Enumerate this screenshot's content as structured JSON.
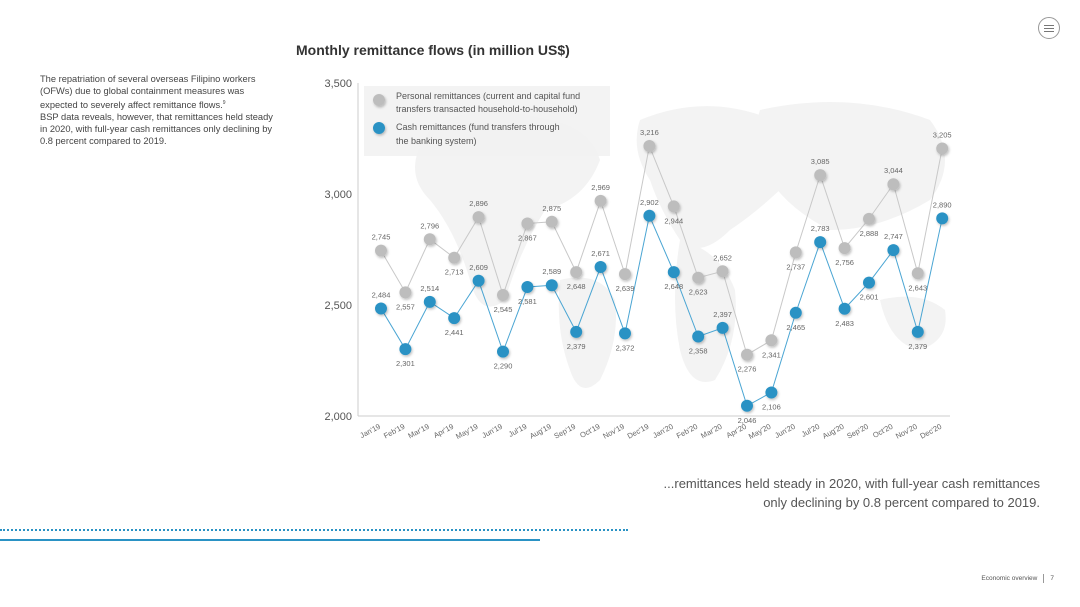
{
  "intro": {
    "line1": "The repatriation of several overseas Filipino workers (OFWs) due to global containment measures was expected to severely affect remittance flows.",
    "footnote_mark": "9",
    "line2": "BSP data reveals, however, that remittances held steady in 2020, with full-year cash remittances only declining by 0.8 percent compared to 2019."
  },
  "callout": "...remittances held steady in 2020, with full-year cash remittances only declining by 0.8 percent compared to 2019.",
  "footer": {
    "section": "Economic overview",
    "page": "7"
  },
  "colors": {
    "personal": "#bdbdbd",
    "cash": "#2a92c4",
    "cash_line": "#4aa5d3",
    "personal_line": "#c8c8c8",
    "axis": "#cccccc",
    "accent": "#2a92c4"
  },
  "icons": {
    "menu": "hamburger-menu-icon"
  },
  "chart_data": {
    "type": "line",
    "title": "Monthly remittance flows (in million US$)",
    "xlabel": "",
    "ylabel": "",
    "ylim": [
      2000,
      3500
    ],
    "yticks": [
      "2,000",
      "2,500",
      "3,000",
      "3,500"
    ],
    "ytick_values": [
      2000,
      2500,
      3000,
      3500
    ],
    "legend_position": "top-left",
    "grid": false,
    "categories": [
      "Jan'19",
      "Feb'19",
      "Mar'19",
      "Apr'19",
      "May'19",
      "Jun'19",
      "Jul'19",
      "Aug'19",
      "Sep'19",
      "Oct'19",
      "Nov'19",
      "Dec'19",
      "Jan'20",
      "Feb'20",
      "Mar'20",
      "Apr'20",
      "May'20",
      "Jun'20",
      "Jul'20",
      "Aug'20",
      "Sep'20",
      "Oct'20",
      "Nov'20",
      "Dec'20"
    ],
    "series": [
      {
        "name": "Personal remittances (current and capital fund transfers transacted household-to-household)",
        "legend_line1": "Personal remittances (current and capital fund",
        "legend_line2": "transfers transacted household-to-household)",
        "values": [
          2745,
          2557,
          2796,
          2713,
          2896,
          2545,
          2867,
          2875,
          2648,
          2969,
          2639,
          3216,
          2944,
          2623,
          2652,
          2276,
          2341,
          2737,
          3085,
          2756,
          2888,
          3044,
          2643,
          3205
        ],
        "labels": [
          "2,745",
          "2,557",
          "2,796",
          "2,713",
          "2,896",
          "2,545",
          "2,867",
          "2,875",
          "2,648",
          "2,969",
          "2,639",
          "3,216",
          "2,944",
          "2,623",
          "2,652",
          "2,276",
          "2,341",
          "2,737",
          "3,085",
          "2,756",
          "2,888",
          "3,044",
          "2,643",
          "3,205"
        ]
      },
      {
        "name": "Cash remittances (fund transfers through the banking system)",
        "legend_line1": "Cash remittances (fund transfers through",
        "legend_line2": "the banking system)",
        "values": [
          2484,
          2301,
          2514,
          2441,
          2609,
          2290,
          2581,
          2589,
          2379,
          2671,
          2372,
          2902,
          2648,
          2358,
          2397,
          2046,
          2106,
          2465,
          2783,
          2483,
          2601,
          2747,
          2379,
          2890
        ],
        "labels": [
          "2,484",
          "2,301",
          "2,514",
          "2,441",
          "2,609",
          "2,290",
          "2,581",
          "2,589",
          "2,379",
          "2,671",
          "2,372",
          "2,902",
          "2,648",
          "2,358",
          "2,397",
          "2,046",
          "2,106",
          "2,465",
          "2,783",
          "2,483",
          "2,601",
          "2,747",
          "2,379",
          "2,890"
        ]
      }
    ]
  }
}
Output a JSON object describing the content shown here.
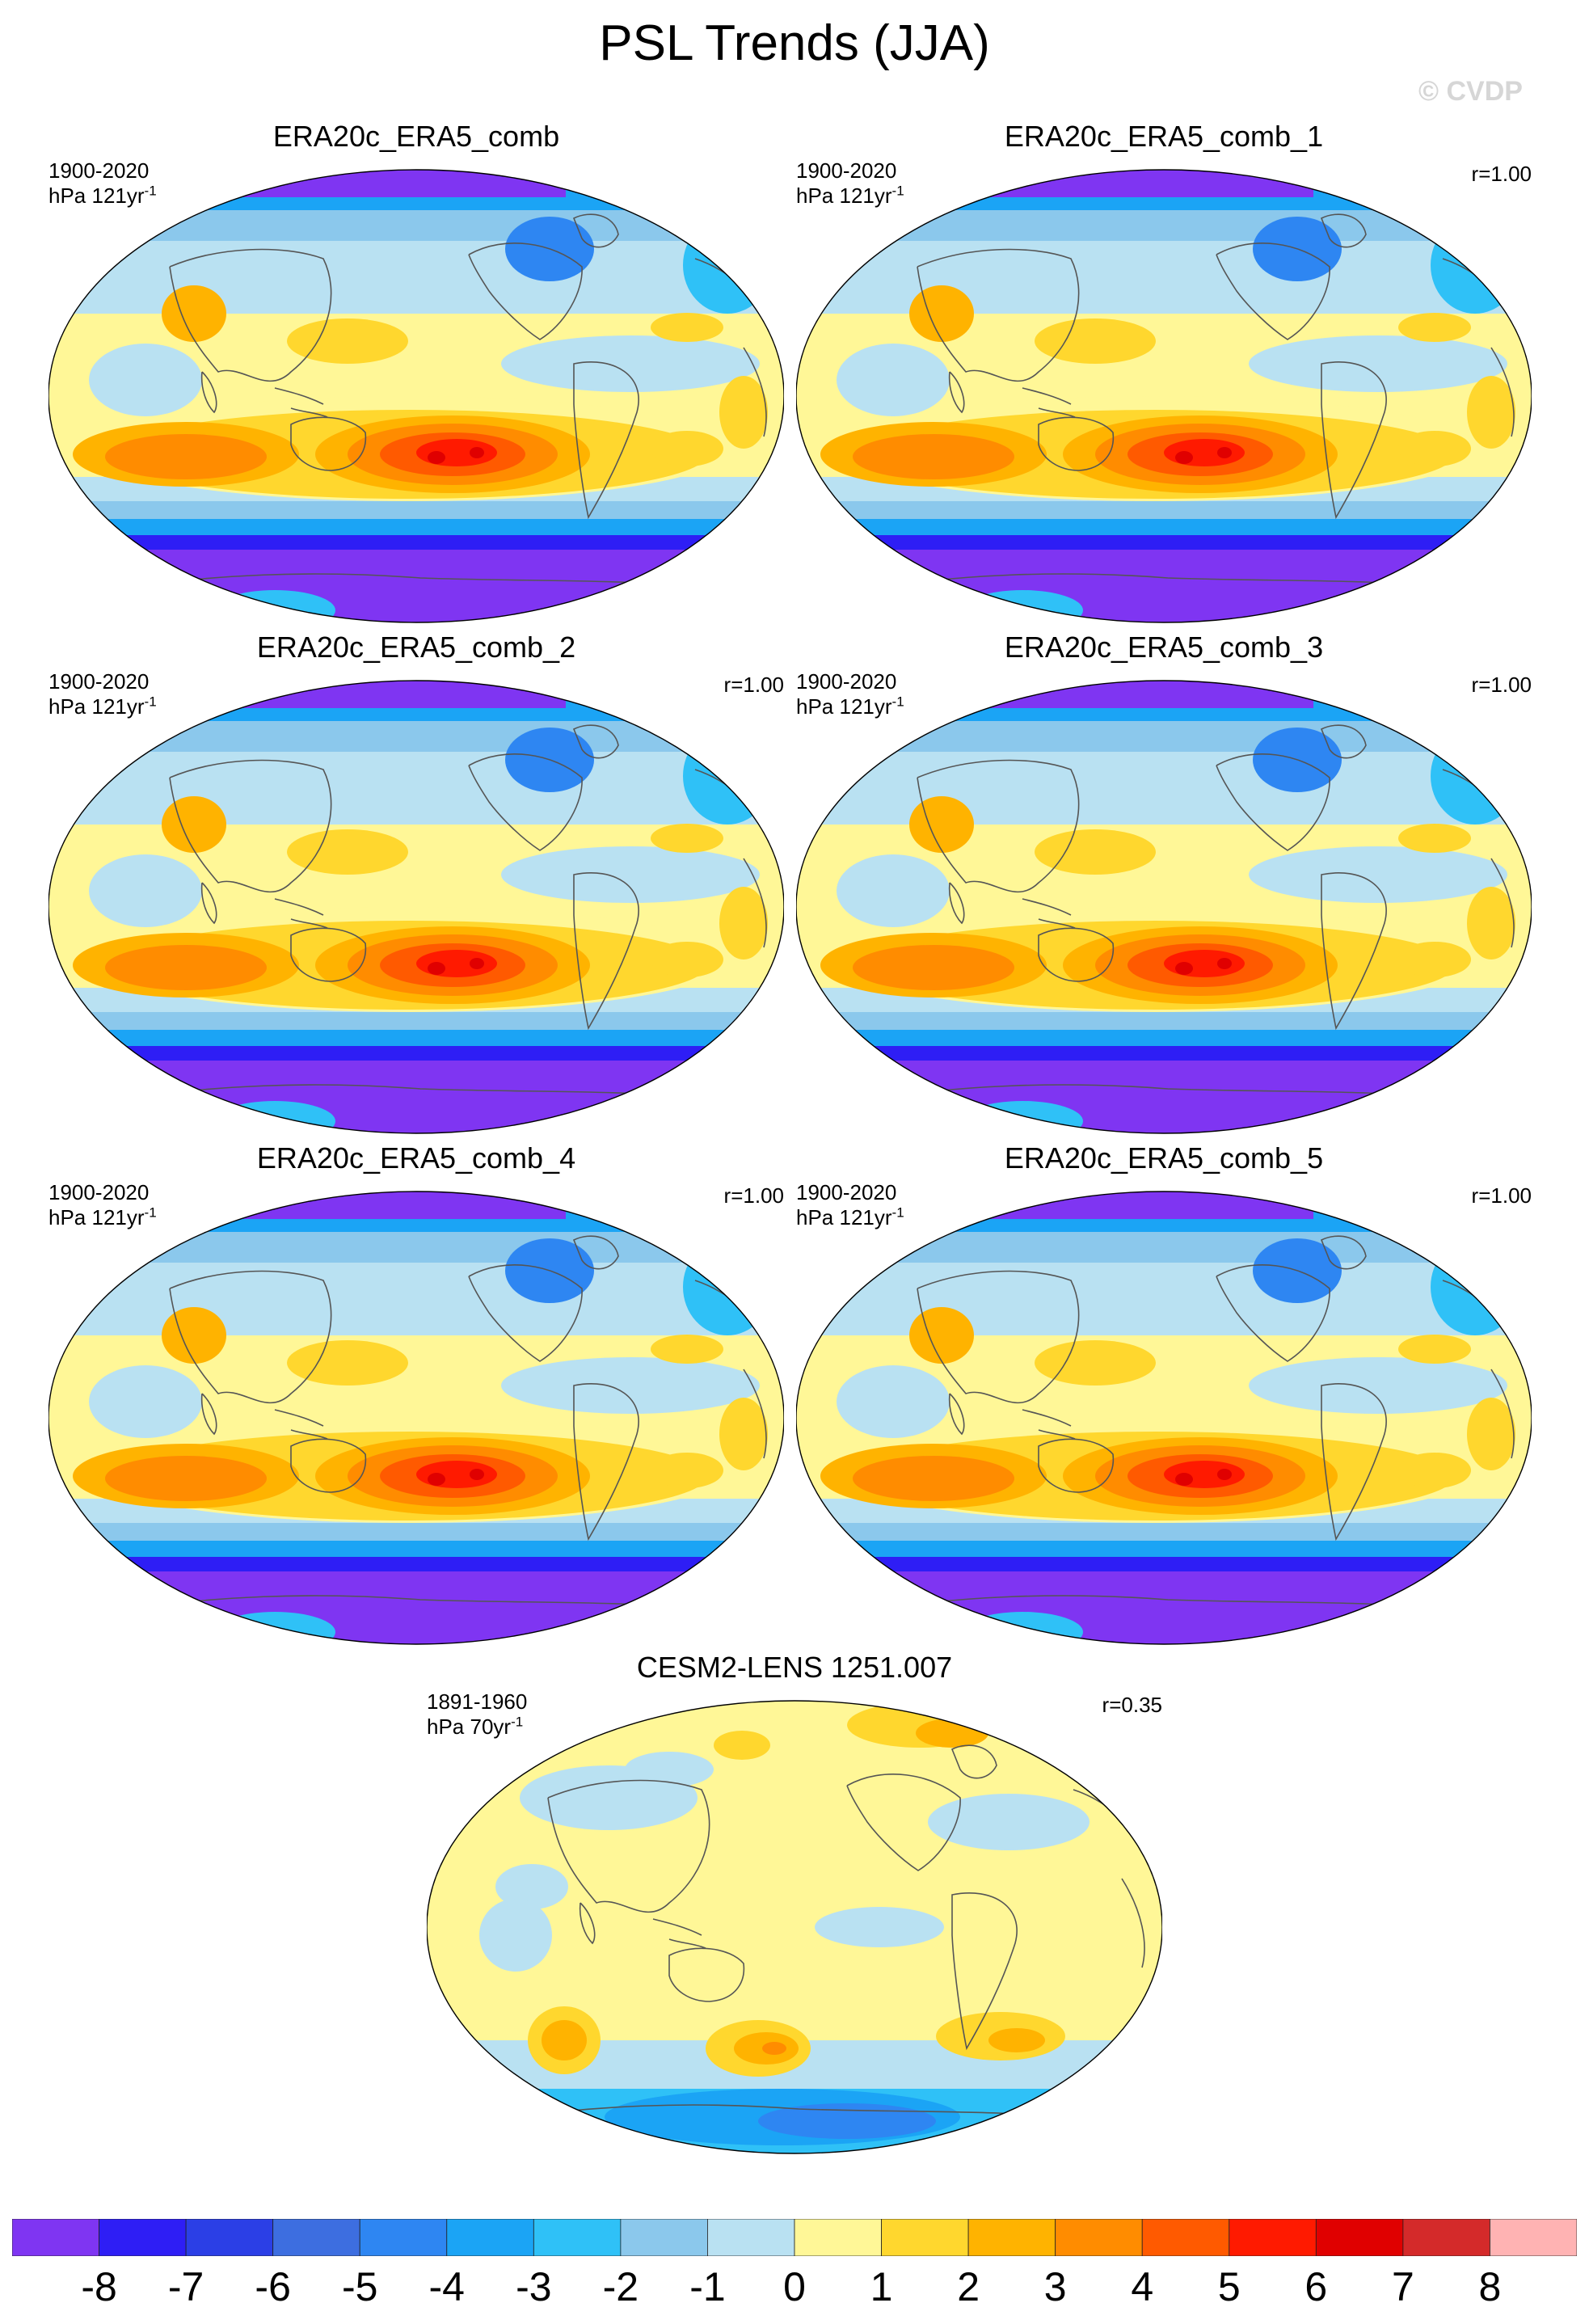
{
  "title": "PSL Trends (JJA)",
  "watermark": "© CVDP",
  "panels": [
    {
      "title": "ERA20c_ERA5_comb",
      "period": "1900-2020",
      "units_prefix": "hPa 121yr",
      "units_exp": "-1",
      "corr": "",
      "variant": "obs"
    },
    {
      "title": "ERA20c_ERA5_comb_1",
      "period": "1900-2020",
      "units_prefix": "hPa 121yr",
      "units_exp": "-1",
      "corr": "r=1.00",
      "variant": "obs"
    },
    {
      "title": "ERA20c_ERA5_comb_2",
      "period": "1900-2020",
      "units_prefix": "hPa 121yr",
      "units_exp": "-1",
      "corr": "r=1.00",
      "variant": "obs"
    },
    {
      "title": "ERA20c_ERA5_comb_3",
      "period": "1900-2020",
      "units_prefix": "hPa 121yr",
      "units_exp": "-1",
      "corr": "r=1.00",
      "variant": "obs"
    },
    {
      "title": "ERA20c_ERA5_comb_4",
      "period": "1900-2020",
      "units_prefix": "hPa 121yr",
      "units_exp": "-1",
      "corr": "r=1.00",
      "variant": "obs"
    },
    {
      "title": "ERA20c_ERA5_comb_5",
      "period": "1900-2020",
      "units_prefix": "hPa 121yr",
      "units_exp": "-1",
      "corr": "r=1.00",
      "variant": "obs"
    },
    {
      "title": "CESM2-LENS 1251.007",
      "period": "1891-1960",
      "units_prefix": "hPa 70yr",
      "units_exp": "-1",
      "corr": "r=0.35",
      "variant": "model"
    }
  ],
  "colorbar": {
    "labels": [
      "-8",
      "-7",
      "-6",
      "-5",
      "-4",
      "-3",
      "-2",
      "-1",
      "0",
      "1",
      "2",
      "3",
      "4",
      "5",
      "6",
      "7",
      "8"
    ],
    "colors": [
      "#7f35f2",
      "#2e1ef5",
      "#2b3fe6",
      "#3d6ee0",
      "#2e86f2",
      "#1ba4f5",
      "#2fc1f7",
      "#8bc8ec",
      "#b9e1f2",
      "#fff797",
      "#ffd72e",
      "#ffb300",
      "#ff8c00",
      "#ff5a00",
      "#ff1a00",
      "#e00000",
      "#d42a2a",
      "#ffb3b3"
    ]
  }
}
┄┄┄┄┄┄
* **What this task involves**
Lines that hold the word "JSON" are the ones to return, every one of them.

* **Exercise solution**
Enumerate this screenshot's content as structured JSON.
Output a JSON object describing the content shown here.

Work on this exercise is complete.